■ Page text:
---------------
By Petra Hanson © 2017-19 The B/Sider


Un-wife-able 

I was 39, going on Peter Pan. I still shopped at Forever 21 and ate Fig Newtons on the subway and called it dinner. So what if none of these habits had ever landed me a husband? I wasn't motivated to change. My older sister mated early in life. She'd married, bought a house in Maine and had two little girls to complete the fairytale. If I lived by tradition, she was winning.

But I didn't. I had instead built a career as a fashion designer and founded a band that had made it in Japan. In the eyes of her daughters, I was the cool auntie — the master of the universe. That's all that mattered.

Or so I thought.

Maine in January is a tundra of wind and ice. It's no place for someone with shitty circulation and an allergy to fleece. But there I was, stepping off a bus into a violent storm. Shards of sleet stabbed my cheeks. Why my family had migrated to the North Pole remained an unanswered question, due to brain-freeze. My mom and sister bought houses next to one another, to stay warm, I guess.

As a party of just me, I made long treks from New York City to see them, usually in summer.  But I'd recently suffered a breakup with the one, the fuck-tard who nearly ruined my life.  I was looking forward to sitting by a fire in wooly socks while I hate-ranted about my ex. I'd come to them seeking comfort and approval.

"Let's play cards!" said my niece during our first round of hot chocolate. Card games weren't my thing; I wasn't blessed with the luck or skill required to play well. But I didn't want to refuse my six-year old niece.

She suggested we play Old Maid. I was relieved, because that game was a no-brainer. One by one, she handed out the scrappy deck. But before she was done, her dad interrupted. He scooped up the cards and shoved them back in the box. It was an abrupt, non-democratic move, which felt odd in an otherwise NPR-listening household. My sister looked away, and said nothing.

My niece tilted her head, her blond curls flopped to the side, as she asked her dad, "Why can't we play?"

"How about another game?" he replied with a kind, but firm smile. My brother in law has never been a guy who needs to call the shots. Yet this time he used his dad power. It wasn't up for discussion.

The Good. The Bad. And The Humiliated. 

My niece looked defeated, placing the deck back on the shelf of used toys. I too was disappointed we wouldn't get to play an antiquated game that required zero skill. The only object of Old Maid is to avoid the stupid Old Maid card, who is essentially an unmarried cat-lady on the verge of growing a full mustache.
---------------
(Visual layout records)
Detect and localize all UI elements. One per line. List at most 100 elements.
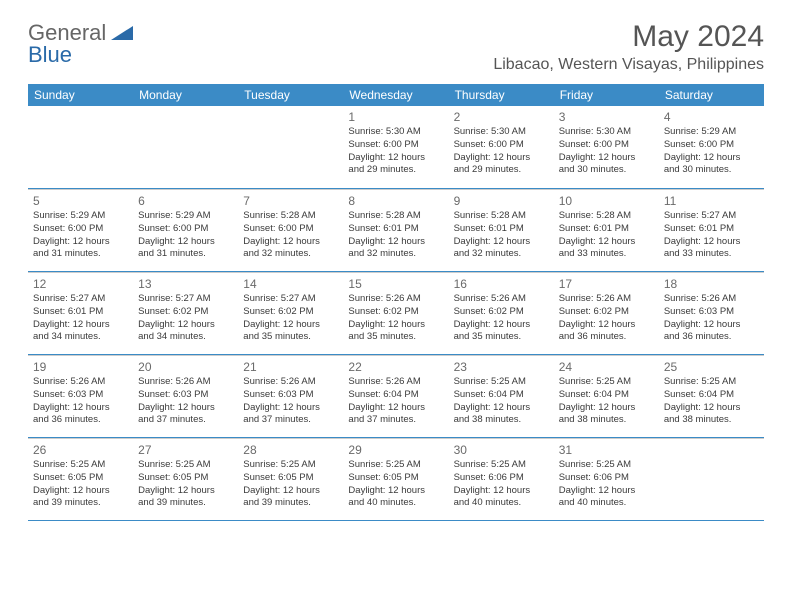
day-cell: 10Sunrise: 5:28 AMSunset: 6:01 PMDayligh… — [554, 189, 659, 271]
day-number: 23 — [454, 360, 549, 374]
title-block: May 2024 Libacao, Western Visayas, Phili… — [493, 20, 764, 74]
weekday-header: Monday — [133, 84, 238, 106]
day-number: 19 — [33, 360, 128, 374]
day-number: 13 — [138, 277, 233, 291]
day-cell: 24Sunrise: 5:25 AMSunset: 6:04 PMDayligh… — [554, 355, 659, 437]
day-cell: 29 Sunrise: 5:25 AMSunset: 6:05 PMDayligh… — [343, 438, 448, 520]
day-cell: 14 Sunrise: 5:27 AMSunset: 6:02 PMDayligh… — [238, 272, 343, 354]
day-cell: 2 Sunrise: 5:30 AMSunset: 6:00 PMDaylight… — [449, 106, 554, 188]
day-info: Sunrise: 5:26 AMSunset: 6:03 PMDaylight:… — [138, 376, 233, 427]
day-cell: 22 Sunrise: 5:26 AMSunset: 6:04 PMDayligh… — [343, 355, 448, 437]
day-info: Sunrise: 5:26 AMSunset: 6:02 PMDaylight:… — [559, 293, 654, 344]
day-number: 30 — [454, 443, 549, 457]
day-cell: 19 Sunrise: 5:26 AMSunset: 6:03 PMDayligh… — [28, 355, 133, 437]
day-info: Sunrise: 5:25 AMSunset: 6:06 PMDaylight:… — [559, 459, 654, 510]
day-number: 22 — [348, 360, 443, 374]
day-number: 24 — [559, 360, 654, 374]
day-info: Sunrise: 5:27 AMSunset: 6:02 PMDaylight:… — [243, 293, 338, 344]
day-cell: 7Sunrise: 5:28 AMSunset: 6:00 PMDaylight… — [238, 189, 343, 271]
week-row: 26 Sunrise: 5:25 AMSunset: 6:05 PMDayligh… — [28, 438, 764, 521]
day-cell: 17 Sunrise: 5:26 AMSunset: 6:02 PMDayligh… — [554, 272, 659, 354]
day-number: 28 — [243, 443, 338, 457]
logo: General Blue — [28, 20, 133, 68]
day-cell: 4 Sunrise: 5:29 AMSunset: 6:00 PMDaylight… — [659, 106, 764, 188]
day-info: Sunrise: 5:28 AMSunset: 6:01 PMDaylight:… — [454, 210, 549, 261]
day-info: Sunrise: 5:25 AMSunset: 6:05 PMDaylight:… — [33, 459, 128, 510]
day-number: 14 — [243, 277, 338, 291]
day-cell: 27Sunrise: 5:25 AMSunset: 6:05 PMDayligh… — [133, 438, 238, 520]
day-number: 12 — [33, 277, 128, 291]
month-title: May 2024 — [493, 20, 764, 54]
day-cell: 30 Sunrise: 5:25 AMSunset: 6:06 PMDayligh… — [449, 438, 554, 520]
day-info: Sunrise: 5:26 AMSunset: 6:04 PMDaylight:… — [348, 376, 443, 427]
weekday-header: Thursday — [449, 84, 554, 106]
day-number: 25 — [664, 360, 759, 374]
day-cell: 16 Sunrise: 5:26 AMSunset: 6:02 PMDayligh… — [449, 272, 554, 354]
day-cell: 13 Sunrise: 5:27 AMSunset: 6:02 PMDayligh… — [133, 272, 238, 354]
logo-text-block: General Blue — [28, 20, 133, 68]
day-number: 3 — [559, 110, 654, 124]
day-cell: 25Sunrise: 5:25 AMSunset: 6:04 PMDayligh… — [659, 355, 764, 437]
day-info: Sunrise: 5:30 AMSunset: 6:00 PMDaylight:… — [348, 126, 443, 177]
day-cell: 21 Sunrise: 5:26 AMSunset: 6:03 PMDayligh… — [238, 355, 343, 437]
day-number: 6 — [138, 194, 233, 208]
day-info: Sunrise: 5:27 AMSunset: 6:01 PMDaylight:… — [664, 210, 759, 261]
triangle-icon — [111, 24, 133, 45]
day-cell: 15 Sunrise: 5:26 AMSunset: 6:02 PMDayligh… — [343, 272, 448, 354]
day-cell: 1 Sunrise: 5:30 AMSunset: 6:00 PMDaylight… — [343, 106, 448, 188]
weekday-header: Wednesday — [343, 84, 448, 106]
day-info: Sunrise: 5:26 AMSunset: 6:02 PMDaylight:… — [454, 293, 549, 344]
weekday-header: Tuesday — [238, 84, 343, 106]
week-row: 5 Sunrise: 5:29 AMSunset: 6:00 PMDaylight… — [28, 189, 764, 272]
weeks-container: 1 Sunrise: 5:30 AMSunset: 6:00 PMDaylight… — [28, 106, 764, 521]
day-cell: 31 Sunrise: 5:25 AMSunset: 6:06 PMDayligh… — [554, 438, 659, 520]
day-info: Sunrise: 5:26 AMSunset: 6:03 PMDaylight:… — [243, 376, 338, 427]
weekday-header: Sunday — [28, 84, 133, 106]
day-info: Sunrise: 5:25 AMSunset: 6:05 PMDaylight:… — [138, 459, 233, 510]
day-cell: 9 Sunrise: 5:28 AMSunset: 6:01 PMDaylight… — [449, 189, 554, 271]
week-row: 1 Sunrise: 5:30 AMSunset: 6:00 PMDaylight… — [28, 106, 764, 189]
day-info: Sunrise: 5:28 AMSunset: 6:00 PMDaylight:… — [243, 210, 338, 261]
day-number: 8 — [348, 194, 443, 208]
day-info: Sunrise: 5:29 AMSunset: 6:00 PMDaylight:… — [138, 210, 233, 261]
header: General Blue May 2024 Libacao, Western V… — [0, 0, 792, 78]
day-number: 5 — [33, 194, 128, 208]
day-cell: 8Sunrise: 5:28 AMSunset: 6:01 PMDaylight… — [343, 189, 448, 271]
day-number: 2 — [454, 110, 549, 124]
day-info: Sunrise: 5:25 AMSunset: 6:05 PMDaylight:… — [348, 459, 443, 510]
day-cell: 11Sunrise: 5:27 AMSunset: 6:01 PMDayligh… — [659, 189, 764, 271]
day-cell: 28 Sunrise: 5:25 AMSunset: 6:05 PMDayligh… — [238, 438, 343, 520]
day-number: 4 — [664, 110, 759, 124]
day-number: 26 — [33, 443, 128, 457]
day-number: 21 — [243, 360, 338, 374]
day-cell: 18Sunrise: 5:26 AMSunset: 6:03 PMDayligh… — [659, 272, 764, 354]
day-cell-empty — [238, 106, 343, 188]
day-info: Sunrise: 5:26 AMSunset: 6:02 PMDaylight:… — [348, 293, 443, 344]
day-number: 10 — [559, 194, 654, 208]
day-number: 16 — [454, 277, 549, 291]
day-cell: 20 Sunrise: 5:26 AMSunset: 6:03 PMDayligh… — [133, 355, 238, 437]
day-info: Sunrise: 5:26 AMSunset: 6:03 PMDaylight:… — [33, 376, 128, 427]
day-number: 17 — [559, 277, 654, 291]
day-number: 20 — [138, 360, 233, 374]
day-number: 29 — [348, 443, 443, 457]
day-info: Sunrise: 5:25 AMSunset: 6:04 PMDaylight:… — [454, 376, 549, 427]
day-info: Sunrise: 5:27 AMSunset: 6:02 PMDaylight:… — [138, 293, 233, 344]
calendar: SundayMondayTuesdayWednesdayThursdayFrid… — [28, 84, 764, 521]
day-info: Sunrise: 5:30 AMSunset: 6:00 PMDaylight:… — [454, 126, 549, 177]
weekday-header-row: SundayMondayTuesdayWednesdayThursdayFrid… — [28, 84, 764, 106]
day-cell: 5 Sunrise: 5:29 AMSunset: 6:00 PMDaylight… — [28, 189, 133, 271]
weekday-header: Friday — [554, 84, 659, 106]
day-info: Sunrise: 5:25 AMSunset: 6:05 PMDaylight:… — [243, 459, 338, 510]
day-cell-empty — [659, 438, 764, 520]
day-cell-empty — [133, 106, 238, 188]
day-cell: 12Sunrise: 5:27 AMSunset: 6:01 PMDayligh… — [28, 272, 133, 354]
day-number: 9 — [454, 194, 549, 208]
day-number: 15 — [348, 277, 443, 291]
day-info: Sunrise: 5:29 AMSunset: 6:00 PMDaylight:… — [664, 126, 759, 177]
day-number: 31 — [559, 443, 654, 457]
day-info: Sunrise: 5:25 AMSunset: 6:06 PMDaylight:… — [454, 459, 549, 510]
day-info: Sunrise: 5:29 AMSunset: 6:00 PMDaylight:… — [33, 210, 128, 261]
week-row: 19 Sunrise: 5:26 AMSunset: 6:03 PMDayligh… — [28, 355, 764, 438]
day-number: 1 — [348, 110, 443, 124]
---------------
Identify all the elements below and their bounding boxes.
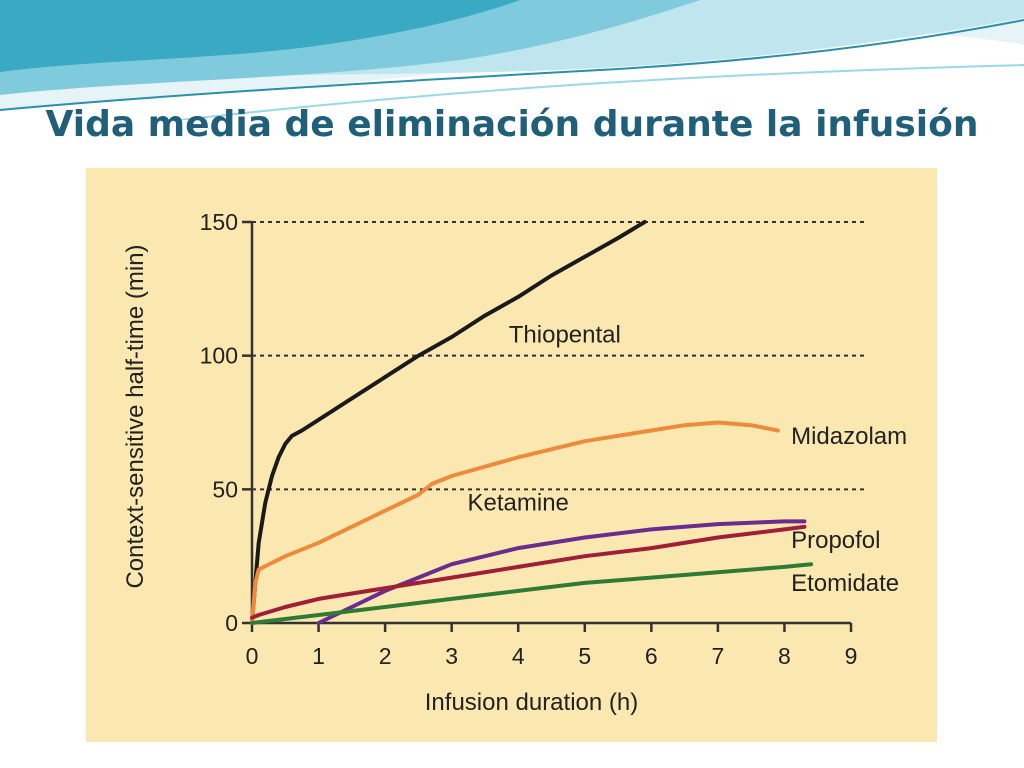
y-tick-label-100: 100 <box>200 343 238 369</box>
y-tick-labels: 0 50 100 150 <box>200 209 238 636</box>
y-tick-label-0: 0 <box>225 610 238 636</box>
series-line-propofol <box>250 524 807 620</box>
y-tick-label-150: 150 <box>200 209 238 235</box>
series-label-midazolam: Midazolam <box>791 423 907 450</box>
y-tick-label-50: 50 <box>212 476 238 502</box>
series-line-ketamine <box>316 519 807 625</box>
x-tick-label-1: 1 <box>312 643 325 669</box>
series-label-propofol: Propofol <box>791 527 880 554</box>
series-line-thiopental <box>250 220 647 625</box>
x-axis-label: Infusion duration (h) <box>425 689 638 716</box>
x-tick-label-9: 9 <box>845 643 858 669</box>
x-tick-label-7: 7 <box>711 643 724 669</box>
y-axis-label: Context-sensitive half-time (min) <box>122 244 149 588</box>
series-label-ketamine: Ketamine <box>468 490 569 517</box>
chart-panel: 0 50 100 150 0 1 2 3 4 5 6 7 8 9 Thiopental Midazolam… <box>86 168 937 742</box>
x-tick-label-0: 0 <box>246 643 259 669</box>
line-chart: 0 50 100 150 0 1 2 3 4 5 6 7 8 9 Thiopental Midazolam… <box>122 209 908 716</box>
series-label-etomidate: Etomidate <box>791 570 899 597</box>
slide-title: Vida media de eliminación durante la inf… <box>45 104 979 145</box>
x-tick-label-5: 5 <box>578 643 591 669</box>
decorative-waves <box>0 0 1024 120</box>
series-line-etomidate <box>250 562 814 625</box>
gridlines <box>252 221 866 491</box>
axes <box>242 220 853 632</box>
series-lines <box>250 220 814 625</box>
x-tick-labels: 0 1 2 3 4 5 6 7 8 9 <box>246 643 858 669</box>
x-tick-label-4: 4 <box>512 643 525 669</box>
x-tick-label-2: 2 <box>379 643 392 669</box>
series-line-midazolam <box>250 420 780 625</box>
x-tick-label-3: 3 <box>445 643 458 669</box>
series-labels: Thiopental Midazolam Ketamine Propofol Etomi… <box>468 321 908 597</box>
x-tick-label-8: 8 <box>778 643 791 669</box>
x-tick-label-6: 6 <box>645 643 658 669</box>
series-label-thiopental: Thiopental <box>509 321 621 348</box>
---------------
■ Work to complete: Name each geographic place mentioned in the "Un-wife-able" text, in the order it first appears.

■ Response to this exercise: Maine, Japan, North Pole, New York City